▶ [RECORDS SHOWN]
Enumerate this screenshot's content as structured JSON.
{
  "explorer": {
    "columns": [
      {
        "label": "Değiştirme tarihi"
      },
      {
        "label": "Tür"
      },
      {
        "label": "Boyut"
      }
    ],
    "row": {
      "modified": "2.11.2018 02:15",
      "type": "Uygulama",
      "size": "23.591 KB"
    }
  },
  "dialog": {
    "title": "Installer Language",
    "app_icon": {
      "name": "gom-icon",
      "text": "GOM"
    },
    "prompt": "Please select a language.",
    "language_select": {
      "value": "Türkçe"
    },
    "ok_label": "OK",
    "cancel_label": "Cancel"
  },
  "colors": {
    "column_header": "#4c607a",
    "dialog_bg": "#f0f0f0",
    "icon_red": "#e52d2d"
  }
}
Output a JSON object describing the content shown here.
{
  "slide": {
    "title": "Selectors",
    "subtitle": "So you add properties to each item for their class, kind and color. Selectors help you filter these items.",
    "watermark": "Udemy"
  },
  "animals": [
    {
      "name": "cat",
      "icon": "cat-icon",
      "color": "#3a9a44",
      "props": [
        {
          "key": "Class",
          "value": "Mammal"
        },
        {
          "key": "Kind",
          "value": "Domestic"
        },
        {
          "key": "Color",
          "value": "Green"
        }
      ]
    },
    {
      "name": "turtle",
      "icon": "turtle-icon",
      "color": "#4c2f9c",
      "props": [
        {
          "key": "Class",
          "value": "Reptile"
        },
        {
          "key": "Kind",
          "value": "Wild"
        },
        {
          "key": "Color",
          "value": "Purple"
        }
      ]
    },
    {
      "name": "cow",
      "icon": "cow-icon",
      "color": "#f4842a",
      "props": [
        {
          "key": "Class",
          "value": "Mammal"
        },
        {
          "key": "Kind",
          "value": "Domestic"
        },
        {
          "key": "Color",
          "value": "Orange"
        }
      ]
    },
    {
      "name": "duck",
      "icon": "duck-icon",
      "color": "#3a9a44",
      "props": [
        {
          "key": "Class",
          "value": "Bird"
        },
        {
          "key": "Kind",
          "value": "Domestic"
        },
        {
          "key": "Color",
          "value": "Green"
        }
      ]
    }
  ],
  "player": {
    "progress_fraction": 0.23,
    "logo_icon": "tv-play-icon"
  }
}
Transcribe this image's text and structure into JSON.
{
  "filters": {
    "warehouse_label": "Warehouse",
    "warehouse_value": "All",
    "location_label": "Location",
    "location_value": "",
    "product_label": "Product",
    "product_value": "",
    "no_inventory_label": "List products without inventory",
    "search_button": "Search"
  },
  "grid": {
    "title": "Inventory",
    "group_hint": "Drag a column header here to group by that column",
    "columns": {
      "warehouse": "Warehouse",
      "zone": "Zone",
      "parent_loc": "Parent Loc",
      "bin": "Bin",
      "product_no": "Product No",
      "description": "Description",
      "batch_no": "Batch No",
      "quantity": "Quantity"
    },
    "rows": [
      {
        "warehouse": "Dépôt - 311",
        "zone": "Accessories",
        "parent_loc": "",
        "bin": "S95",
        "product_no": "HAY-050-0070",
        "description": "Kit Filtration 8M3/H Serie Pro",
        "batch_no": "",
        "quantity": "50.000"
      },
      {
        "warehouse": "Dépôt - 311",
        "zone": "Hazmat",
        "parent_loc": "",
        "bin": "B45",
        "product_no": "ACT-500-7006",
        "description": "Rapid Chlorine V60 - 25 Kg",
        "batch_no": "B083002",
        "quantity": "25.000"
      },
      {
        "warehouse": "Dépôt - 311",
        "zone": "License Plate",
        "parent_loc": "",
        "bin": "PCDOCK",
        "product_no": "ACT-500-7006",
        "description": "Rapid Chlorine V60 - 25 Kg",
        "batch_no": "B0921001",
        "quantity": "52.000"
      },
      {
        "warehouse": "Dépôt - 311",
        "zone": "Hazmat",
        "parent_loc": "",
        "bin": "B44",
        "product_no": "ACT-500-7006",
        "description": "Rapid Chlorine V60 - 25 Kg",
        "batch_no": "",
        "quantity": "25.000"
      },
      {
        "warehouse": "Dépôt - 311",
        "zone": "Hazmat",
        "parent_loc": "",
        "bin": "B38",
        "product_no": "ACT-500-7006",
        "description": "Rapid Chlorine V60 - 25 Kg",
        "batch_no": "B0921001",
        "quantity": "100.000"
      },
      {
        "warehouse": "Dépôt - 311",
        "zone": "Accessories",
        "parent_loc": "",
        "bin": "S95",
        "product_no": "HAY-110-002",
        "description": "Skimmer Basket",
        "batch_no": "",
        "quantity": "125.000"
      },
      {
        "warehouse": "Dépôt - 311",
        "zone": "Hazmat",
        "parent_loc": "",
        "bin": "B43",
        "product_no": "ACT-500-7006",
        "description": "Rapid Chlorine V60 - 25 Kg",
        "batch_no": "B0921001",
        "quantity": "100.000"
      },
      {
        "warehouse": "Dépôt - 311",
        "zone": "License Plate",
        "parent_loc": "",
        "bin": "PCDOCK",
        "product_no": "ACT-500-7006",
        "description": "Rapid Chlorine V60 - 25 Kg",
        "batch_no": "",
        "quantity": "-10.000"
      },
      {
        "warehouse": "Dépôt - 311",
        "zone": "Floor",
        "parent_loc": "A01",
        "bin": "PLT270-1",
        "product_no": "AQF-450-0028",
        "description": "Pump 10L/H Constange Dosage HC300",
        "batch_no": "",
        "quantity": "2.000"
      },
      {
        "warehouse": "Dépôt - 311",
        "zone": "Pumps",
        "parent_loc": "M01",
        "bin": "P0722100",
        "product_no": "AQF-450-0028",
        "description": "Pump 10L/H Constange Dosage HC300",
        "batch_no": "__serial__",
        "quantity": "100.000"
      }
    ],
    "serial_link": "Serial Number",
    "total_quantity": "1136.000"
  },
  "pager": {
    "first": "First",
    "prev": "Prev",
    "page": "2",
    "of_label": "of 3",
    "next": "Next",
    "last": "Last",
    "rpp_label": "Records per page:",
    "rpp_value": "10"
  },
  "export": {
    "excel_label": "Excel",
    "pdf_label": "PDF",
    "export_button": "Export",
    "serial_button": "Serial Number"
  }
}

▶ [STATED GOAL] Reproduce all data above, unchanged.

▶ [TASK SOLUTION]
Enumerate this screenshot's content as structured JSON.
{
  "explorer": {
    "columns": [
      {
        "label": "Değiştirme tarihi"
      },
      {
        "label": "Tür"
      },
      {
        "label": "Boyut"
      }
    ],
    "row": {
      "modified": "2.11.2018 02:15",
      "type": "Uygulama",
      "size": "23.591 KB"
    }
  },
  "dialog": {
    "title": "Installer Language",
    "app_icon": {
      "name": "gom-icon",
      "text": "GOM"
    },
    "prompt": "Please select a language.",
    "language_select": {
      "value": "Türkçe"
    },
    "ok_label": "OK",
    "cancel_label": "Cancel"
  },
  "colors": {
    "column_header": "#4c607a",
    "dialog_bg": "#f0f0f0",
    "icon_red": "#e52d2d"
  }
}
Output a JSON object describing the content shown here.
{
  "slide": {
    "title": "Selectors",
    "subtitle": "So you add properties to each item for their class, kind and color. Selectors help you filter these items.",
    "watermark": "Udemy"
  },
  "animals": [
    {
      "name": "cat",
      "icon": "cat-icon",
      "color": "#3a9a44",
      "props": [
        {
          "key": "Class",
          "value": "Mammal"
        },
        {
          "key": "Kind",
          "value": "Domestic"
        },
        {
          "key": "Color",
          "value": "Green"
        }
      ]
    },
    {
      "name": "turtle",
      "icon": "turtle-icon",
      "color": "#4c2f9c",
      "props": [
        {
          "key": "Class",
          "value": "Reptile"
        },
        {
          "key": "Kind",
          "value": "Wild"
        },
        {
          "key": "Color",
          "value": "Purple"
        }
      ]
    },
    {
      "name": "cow",
      "icon": "cow-icon",
      "color": "#f4842a",
      "props": [
        {
          "key": "Class",
          "value": "Mammal"
        },
        {
          "key": "Kind",
          "value": "Domestic"
        },
        {
          "key": "Color",
          "value": "Orange"
        }
      ]
    },
    {
      "name": "duck",
      "icon": "duck-icon",
      "color": "#3a9a44",
      "props": [
        {
          "key": "Class",
          "value": "Bird"
        },
        {
          "key": "Kind",
          "value": "Domestic"
        },
        {
          "key": "Color",
          "value": "Green"
        }
      ]
    }
  ],
  "player": {
    "progress_fraction": 0.23,
    "logo_icon": "tv-play-icon"
  }
}
Transcribe this image's text and structure into JSON.
{
  "filters": {
    "warehouse_label": "Warehouse",
    "warehouse_value": "All",
    "location_label": "Location",
    "location_value": "",
    "product_label": "Product",
    "product_value": "",
    "no_inventory_label": "List products without inventory",
    "search_button": "Search"
  },
  "grid": {
    "title": "Inventory",
    "group_hint": "Drag a column header here to group by that column",
    "columns": {
      "warehouse": "Warehouse",
      "zone": "Zone",
      "parent_loc": "Parent Loc",
      "bin": "Bin",
      "product_no": "Product No",
      "description": "Description",
      "batch_no": "Batch No",
      "quantity": "Quantity"
    },
    "rows": [
      {
        "warehouse": "Dépôt - 311",
        "zone": "Accessories",
        "parent_loc": "",
        "bin": "S95",
        "product_no": "HAY-050-0070",
        "description": "Kit Filtration 8M3/H Serie Pro",
        "batch_no": "",
        "quantity": "50.000"
      },
      {
        "warehouse": "Dépôt - 311",
        "zone": "Hazmat",
        "parent_loc": "",
        "bin": "B45",
        "product_no": "ACT-500-7006",
        "description": "Rapid Chlorine V60 - 25 Kg",
        "batch_no": "B083002",
        "quantity": "25.000"
      },
      {
        "warehouse": "Dépôt - 311",
        "zone": "License Plate",
        "parent_loc": "",
        "bin": "PCDOCK",
        "product_no": "ACT-500-7006",
        "description": "Rapid Chlorine V60 - 25 Kg",
        "batch_no": "B0921001",
        "quantity": "52.000"
      },
      {
        "warehouse": "Dépôt - 311",
        "zone": "Hazmat",
        "parent_loc": "",
        "bin": "B44",
        "product_no": "ACT-500-7006",
        "description": "Rapid Chlorine V60 - 25 Kg",
        "batch_no": "",
        "quantity": "25.000"
      },
      {
        "warehouse": "Dépôt - 311",
        "zone": "Hazmat",
        "parent_loc": "",
        "bin": "B38",
        "product_no": "ACT-500-7006",
        "description": "Rapid Chlorine V60 - 25 Kg",
        "batch_no": "B0921001",
        "quantity": "100.000"
      },
      {
        "warehouse": "Dépôt - 311",
        "zone": "Accessories",
        "parent_loc": "",
        "bin": "S95",
        "product_no": "HAY-110-002",
        "description": "Skimmer Basket",
        "batch_no": "",
        "quantity": "125.000"
      },
      {
        "warehouse": "Dépôt - 311",
        "zone": "Hazmat",
        "parent_loc": "",
        "bin": "B43",
        "product_no": "ACT-500-7006",
        "description": "Rapid Chlorine V60 - 25 Kg",
        "batch_no": "B0921001",
        "quantity": "100.000"
      },
      {
        "warehouse": "Dépôt - 311",
        "zone": "License Plate",
        "parent_loc": "",
        "bin": "PCDOCK",
        "product_no": "ACT-500-7006",
        "description": "Rapid Chlorine V60 - 25 Kg",
        "batch_no": "",
        "quantity": "-10.000"
      },
      {
        "warehouse": "Dépôt - 311",
        "zone": "Floor",
        "parent_loc": "A01",
        "bin": "PLT270-1",
        "product_no": "AQF-450-0028",
        "description": "Pump 10L/H Constange Dosage HC300",
        "batch_no": "",
        "quantity": "2.000"
      },
      {
        "warehouse": "Dépôt - 311",
        "zone": "Pumps",
        "parent_loc": "M01",
        "bin": "P0722100",
        "product_no": "AQF-450-0028",
        "description": "Pump 10L/H Constange Dosage HC300",
        "batch_no": "__serial__",
        "quantity": "100.000"
      }
    ],
    "serial_link": "Serial Number",
    "total_quantity": "1136.000"
  },
  "pager": {
    "first": "First",
    "prev": "Prev",
    "page": "2",
    "of_label": "of 3",
    "next": "Next",
    "last": "Last",
    "rpp_label": "Records per page:",
    "rpp_value": "10"
  },
  "export": {
    "excel_label": "Excel",
    "pdf_label": "PDF",
    "export_button": "Export",
    "serial_button": "Serial Number"
  }
}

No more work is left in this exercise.